▶ _Énoncé_:
Recopiez mot pour mot le passage de la critique de L'Ère de l'individu tyran qui commence aux mots « Il commence donc » et s'arrête après « dangereux fantasme d’autosuffisance. ».

▶ _Texte_:
Livres Hebdo Avant-critique / "L'Ère de l'individu tyran" / Oct. 20

2020

"Le roi, c'est moi", Livres Hebdo, octobre 2020, avant-critique de L'Ère de l'individu tyran. La fin d'un monde commun, Grasset.

« Récemment promu parmi les "icônes de la technocritique" dans l’hebdomadaire Marianne, le philosophe Éric Sadin alerte depuis vingt ans, en marge du monde académique, sur les dangers de l’économie numérique et dénonce la griserie aveuglée devant des technologies qui aliènent en affirmant rendre plus autonomes. Après avoir déjà largement rendu compte de ces paradoxes, illusions et désillusions dans plusieurs essais parus aux éditions de L’Échappée - La Silicolonisation du monde. L’irréistible expansion du libéralisme numérique (2016), L’Intelligence artificielle ou l’enjeu du siècle : anatomie d’un antihumanisme radical (2018) - , il entreprend avec L’Ère de l’individu tyran de mesurer l’impact de la technologie numérique "sur notre psychologie individuelle et collective" et de montrer combien le renforcement de l’individualisme libéral, accéléré par l’arrivée du téléphone portable et d’Internet, menace désormais directement nos aspirations et nos capacités à cohabiter dans un monde commun. "Car ce qui s’est formé au cours des années 2010 - qui à la fois modifie depart en part la représentation de nous-mêmes autant que notre régime historique d’existence en commun -, c’est l’avènement d’une nouvelle condition de l’individu contemporain". 

Il commence donc par retracer la généalogie de ce "nouvel ethos individuel " qui a conduit à une "monadisation à grande échelle du monde". Voyant dans la trottinette électrique et le selfie, les sym boles d’un "déni implicite d’autrui", de véritables marqueurs de civilisation, il dresse, s’appuyant entre autres nombreuses références sur la pensée poli tique d’Arendt, le portrait accablé d’une société atomisée, formée de "subjectivités revanchardes", d’individus enfermés dans le chacun pour soi que la technologie conforte dans un dangereux fantasme d’autosuffisance.

Toutefois, s’il douche tout enthousiasme vis-à-vis de « la prétendue “démocratie Internet” » des réseaux sociaux, s’il fustige la "passion de l’expressivité" engendrée par Facebook ou Twitter ou dénonce "l’inflation opiniologique" suscitée par la crise sociale et sanitaire, bref si cet essai est porté par sa fougue alarmiste, il plaide avec la même passion en faveur d’un "autre exercice de la parole". En appelle à une "politique du témoignage", à la collecte d’une parole qui remonte des lieux de la société où le monde commun est précisément le plus mis à l’épreuve, écoles, hôpitaux, banlieues..., invitant l’individu citoyen à trouver de nouveaux modes pour concilier verbe et action, in real life.

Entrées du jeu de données
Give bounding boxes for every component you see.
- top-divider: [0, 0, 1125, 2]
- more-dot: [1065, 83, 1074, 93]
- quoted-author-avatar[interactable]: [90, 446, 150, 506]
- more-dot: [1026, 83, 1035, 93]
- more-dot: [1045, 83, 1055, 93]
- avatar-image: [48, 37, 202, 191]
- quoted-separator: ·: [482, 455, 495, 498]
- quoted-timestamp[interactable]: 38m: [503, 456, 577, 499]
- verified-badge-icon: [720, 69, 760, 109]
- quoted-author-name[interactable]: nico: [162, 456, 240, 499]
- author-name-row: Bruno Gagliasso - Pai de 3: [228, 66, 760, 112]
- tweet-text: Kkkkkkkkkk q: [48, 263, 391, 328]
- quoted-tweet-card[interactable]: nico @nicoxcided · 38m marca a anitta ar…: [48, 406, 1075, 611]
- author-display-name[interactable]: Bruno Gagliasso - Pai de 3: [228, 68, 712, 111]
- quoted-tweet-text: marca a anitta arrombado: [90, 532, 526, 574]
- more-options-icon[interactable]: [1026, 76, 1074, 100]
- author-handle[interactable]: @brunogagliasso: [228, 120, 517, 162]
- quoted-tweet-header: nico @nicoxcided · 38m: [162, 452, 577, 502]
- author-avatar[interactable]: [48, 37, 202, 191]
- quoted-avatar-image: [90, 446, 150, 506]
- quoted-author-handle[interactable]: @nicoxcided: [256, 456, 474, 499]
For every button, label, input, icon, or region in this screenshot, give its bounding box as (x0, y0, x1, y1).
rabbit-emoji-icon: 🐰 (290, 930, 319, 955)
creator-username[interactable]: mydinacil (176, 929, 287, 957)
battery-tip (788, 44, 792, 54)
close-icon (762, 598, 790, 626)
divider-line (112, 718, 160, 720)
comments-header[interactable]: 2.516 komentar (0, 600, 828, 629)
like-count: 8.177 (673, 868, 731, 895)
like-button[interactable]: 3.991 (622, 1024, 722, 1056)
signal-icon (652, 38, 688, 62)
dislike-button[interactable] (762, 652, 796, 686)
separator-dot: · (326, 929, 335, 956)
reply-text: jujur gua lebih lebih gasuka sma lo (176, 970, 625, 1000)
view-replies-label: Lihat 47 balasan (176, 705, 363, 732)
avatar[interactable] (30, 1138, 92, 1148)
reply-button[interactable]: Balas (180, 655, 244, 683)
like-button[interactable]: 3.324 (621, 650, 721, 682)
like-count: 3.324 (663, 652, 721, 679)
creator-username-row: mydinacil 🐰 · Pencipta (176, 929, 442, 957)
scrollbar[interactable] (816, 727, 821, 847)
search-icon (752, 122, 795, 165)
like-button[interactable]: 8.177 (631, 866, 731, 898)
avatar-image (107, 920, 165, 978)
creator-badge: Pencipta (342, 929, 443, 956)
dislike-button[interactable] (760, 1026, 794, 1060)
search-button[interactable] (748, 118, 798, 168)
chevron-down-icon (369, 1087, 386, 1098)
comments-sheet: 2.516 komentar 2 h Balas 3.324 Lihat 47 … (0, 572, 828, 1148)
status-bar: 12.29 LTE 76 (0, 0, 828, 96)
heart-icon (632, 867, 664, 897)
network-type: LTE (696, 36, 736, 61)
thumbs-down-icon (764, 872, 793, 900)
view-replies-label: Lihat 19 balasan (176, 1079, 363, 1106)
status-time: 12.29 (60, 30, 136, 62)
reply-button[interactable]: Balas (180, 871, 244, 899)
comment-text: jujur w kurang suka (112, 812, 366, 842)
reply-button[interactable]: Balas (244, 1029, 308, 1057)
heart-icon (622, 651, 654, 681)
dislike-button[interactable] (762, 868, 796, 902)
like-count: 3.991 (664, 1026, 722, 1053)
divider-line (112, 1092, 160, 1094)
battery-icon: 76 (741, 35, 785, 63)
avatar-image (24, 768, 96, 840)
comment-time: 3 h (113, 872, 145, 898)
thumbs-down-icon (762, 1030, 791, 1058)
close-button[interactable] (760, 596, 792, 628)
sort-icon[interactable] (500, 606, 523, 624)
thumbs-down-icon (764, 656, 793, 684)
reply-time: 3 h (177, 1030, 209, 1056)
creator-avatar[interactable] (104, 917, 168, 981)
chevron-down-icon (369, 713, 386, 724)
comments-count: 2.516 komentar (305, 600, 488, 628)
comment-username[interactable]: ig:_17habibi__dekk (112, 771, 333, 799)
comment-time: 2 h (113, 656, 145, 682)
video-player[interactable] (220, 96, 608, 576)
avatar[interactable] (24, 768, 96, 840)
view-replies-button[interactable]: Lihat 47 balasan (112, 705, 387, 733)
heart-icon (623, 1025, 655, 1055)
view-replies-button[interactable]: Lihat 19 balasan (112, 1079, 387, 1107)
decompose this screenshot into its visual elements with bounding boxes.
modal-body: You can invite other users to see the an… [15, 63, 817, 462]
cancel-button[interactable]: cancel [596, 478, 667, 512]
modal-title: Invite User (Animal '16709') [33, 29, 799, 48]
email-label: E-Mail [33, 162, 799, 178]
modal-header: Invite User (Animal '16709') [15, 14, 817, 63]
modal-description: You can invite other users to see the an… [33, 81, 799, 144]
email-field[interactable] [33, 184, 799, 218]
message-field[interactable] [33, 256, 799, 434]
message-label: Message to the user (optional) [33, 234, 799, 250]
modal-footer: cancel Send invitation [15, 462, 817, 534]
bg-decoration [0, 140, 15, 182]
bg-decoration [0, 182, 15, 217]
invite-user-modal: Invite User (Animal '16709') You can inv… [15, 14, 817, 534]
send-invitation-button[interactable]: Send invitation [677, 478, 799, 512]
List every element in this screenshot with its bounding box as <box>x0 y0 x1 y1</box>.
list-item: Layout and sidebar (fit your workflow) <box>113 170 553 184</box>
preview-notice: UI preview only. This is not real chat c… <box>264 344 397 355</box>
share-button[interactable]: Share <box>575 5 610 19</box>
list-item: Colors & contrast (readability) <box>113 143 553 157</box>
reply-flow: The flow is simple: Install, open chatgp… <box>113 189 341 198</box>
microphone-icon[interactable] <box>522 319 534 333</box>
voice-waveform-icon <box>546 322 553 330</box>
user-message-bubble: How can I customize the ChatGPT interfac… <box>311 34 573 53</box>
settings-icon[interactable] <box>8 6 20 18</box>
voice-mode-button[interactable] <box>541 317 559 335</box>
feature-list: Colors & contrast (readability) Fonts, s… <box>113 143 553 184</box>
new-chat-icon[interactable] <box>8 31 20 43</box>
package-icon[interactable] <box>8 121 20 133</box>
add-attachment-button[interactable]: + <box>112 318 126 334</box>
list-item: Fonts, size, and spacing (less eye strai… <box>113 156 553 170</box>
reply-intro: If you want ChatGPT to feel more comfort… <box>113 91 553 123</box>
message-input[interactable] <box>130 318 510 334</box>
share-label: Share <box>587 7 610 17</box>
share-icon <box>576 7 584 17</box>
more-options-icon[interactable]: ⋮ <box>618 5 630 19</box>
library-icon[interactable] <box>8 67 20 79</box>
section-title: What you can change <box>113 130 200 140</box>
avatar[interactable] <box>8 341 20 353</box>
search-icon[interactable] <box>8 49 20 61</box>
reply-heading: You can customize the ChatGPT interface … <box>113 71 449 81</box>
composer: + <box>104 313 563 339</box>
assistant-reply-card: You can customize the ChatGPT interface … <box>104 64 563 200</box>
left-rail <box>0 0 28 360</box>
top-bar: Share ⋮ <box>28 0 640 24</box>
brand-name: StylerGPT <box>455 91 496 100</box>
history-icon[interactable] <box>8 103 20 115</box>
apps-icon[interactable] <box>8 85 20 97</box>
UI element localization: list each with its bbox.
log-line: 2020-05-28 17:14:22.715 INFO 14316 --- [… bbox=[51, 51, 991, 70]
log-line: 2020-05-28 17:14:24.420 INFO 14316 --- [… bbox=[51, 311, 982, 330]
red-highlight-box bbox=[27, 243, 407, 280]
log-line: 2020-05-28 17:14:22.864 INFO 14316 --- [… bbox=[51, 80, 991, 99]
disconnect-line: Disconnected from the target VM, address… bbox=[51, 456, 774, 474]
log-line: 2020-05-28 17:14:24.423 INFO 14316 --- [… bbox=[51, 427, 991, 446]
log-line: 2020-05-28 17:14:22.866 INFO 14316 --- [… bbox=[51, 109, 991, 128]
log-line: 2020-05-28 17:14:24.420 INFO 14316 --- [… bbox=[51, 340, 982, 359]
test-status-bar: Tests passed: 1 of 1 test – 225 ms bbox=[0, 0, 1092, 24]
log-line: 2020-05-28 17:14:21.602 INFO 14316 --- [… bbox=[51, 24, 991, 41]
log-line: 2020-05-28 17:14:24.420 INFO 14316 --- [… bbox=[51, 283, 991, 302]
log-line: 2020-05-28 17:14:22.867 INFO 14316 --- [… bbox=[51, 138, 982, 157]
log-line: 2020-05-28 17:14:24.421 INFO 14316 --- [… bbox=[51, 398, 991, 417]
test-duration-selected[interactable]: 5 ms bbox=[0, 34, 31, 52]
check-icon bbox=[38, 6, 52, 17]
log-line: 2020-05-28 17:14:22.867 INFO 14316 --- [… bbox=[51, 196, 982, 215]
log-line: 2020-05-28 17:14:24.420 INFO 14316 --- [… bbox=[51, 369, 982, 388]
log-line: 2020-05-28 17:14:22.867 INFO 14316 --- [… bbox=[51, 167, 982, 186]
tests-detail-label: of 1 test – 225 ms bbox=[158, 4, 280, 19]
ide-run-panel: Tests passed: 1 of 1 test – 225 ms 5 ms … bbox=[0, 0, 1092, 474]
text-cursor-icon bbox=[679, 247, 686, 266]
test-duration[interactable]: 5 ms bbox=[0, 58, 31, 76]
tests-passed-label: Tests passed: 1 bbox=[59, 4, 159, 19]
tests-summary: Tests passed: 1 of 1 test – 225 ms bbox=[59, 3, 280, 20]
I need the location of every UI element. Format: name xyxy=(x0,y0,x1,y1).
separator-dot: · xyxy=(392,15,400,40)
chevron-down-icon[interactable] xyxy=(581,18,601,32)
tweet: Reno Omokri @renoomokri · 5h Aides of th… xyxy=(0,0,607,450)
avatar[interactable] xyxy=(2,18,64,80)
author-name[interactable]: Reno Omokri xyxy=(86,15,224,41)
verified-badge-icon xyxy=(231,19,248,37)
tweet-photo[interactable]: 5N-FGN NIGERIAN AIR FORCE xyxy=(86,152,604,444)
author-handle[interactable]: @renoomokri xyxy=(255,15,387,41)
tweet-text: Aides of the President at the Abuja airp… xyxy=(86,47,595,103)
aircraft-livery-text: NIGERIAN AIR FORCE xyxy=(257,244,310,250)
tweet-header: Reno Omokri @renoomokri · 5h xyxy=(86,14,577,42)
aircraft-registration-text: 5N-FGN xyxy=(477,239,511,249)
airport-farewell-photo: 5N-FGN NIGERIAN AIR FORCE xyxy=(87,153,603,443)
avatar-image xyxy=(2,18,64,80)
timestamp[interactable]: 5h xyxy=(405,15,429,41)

▶ _Réponse_:
Il commence donc par retracer la généalogie de ce "nouvel ethos individuel " qui a conduit à une "monadisation à grande échelle du monde". Voyant dans la trottinette électrique et le selfie, les sym boles d’un "déni implicite d’autrui", de véritables marqueurs de civilisation, il dresse, s’appuyant entre autres nombreuses références sur la pensée poli tique d’Arendt, le portrait accablé d’une société atomisée, formée de "subjectivités revanchardes", d’individus enfermés dans le chacun pour soi que la technologie conforte dans un dangereux fantasme d’autosuffisance.